- **EXERCISE PROMPT**: Locate all lines with the word "plain" and copy them out.

- **SUPPLIED INFORMATION**:
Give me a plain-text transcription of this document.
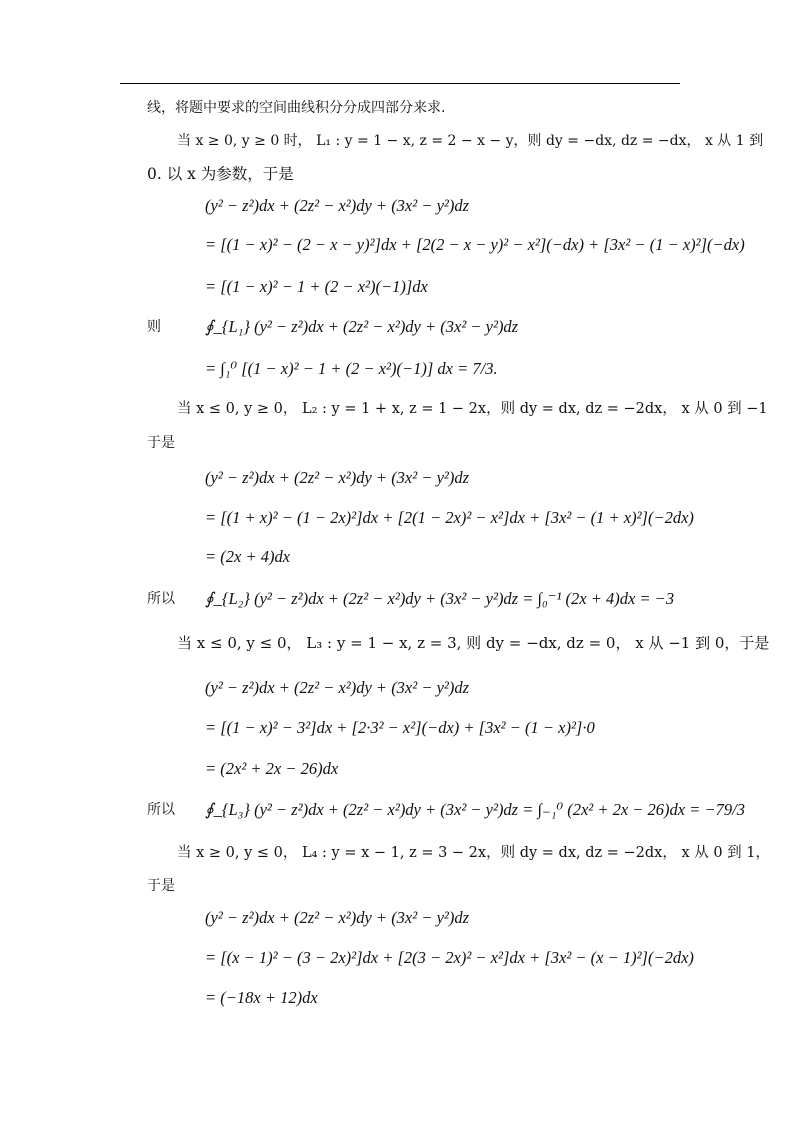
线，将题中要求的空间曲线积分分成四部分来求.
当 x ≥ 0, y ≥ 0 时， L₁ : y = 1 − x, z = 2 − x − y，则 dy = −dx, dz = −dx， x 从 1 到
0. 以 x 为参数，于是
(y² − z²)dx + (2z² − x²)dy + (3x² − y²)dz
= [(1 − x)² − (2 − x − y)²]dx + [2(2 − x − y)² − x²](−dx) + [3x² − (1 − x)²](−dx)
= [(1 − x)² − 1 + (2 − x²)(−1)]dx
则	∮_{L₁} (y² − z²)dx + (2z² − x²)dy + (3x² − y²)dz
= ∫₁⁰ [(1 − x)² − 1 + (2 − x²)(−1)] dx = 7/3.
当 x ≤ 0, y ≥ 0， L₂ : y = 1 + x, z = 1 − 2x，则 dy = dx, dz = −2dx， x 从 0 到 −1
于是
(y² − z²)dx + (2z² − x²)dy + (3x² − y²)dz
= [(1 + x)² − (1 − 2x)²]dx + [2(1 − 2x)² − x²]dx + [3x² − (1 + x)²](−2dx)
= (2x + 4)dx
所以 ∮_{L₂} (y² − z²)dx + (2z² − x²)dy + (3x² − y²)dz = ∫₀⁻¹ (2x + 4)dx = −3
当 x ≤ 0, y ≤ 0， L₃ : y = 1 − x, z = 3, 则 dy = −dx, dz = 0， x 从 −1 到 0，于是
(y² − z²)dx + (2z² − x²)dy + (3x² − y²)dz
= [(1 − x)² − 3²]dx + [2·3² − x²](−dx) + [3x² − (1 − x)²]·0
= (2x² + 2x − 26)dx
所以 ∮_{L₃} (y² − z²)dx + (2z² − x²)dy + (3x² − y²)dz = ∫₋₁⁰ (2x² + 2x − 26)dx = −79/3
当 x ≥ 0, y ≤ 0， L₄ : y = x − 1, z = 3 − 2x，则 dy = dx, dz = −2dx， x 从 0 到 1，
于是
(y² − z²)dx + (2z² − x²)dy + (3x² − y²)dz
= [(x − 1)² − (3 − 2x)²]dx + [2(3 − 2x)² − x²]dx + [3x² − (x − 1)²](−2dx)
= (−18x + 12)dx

==

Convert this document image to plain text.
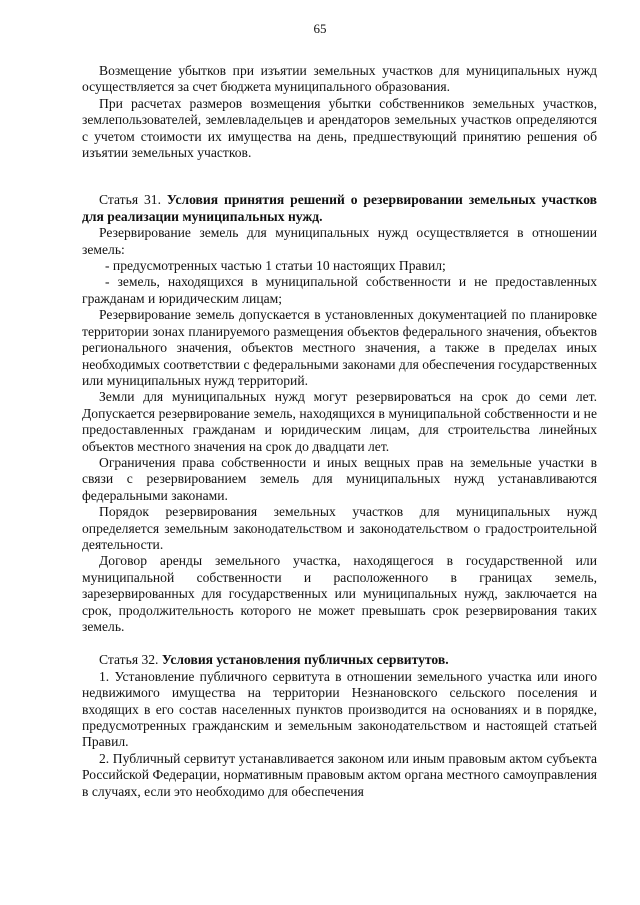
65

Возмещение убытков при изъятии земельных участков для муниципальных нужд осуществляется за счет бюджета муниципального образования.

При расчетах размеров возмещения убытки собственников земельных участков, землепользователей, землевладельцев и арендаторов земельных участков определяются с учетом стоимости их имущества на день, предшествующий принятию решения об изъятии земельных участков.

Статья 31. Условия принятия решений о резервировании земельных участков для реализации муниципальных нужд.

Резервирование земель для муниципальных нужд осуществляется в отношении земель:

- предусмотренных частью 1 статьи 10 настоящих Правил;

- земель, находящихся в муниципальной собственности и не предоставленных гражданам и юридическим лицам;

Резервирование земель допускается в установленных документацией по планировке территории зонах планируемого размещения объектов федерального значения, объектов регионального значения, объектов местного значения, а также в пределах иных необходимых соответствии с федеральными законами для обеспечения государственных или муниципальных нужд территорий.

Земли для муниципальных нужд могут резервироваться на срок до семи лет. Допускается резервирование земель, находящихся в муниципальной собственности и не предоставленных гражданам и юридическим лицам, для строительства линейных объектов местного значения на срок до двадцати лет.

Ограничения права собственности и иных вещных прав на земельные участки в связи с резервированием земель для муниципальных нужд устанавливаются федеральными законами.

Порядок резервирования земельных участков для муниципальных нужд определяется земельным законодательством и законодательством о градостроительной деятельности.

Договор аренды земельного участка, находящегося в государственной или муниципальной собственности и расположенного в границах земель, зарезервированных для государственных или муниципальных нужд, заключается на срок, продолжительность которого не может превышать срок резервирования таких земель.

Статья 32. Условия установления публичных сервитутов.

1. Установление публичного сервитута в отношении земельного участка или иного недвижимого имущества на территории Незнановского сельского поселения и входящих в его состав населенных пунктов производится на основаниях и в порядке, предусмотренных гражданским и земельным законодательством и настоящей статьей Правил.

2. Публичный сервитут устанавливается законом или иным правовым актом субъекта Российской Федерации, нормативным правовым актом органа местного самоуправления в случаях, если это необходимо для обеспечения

- **RESULT BELOW**:
Give me a plain-text transcription of this document.
Convert this document image to plain text.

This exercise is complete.